Challenge:
Pick out every line that holds the string "text" and copy it.

Collected data entries:

******************************

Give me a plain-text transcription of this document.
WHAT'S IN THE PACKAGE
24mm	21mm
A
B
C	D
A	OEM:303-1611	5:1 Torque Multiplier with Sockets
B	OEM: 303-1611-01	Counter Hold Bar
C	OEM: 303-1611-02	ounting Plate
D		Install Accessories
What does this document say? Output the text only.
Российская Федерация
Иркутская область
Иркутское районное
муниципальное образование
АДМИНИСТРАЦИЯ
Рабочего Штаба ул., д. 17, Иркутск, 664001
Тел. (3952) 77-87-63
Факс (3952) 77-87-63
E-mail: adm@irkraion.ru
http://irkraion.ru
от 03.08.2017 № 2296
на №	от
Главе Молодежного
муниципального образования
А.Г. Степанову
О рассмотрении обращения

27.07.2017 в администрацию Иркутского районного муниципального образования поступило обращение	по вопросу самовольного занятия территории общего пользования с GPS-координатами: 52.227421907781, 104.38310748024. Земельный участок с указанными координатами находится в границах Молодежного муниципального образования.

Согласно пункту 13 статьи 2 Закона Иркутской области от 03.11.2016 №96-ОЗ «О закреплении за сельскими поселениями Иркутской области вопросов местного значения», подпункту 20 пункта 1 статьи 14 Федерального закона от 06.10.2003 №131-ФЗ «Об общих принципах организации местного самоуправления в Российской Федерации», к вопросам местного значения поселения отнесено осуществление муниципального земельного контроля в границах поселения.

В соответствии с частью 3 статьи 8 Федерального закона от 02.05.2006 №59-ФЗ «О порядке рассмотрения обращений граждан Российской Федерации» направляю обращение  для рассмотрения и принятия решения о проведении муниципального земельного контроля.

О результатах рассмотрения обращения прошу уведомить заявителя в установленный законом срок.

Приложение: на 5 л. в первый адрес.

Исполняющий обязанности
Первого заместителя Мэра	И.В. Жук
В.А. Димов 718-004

******************************

Response below:
Give me a plain-text transcription of this document.
What does this document say? Output the text only.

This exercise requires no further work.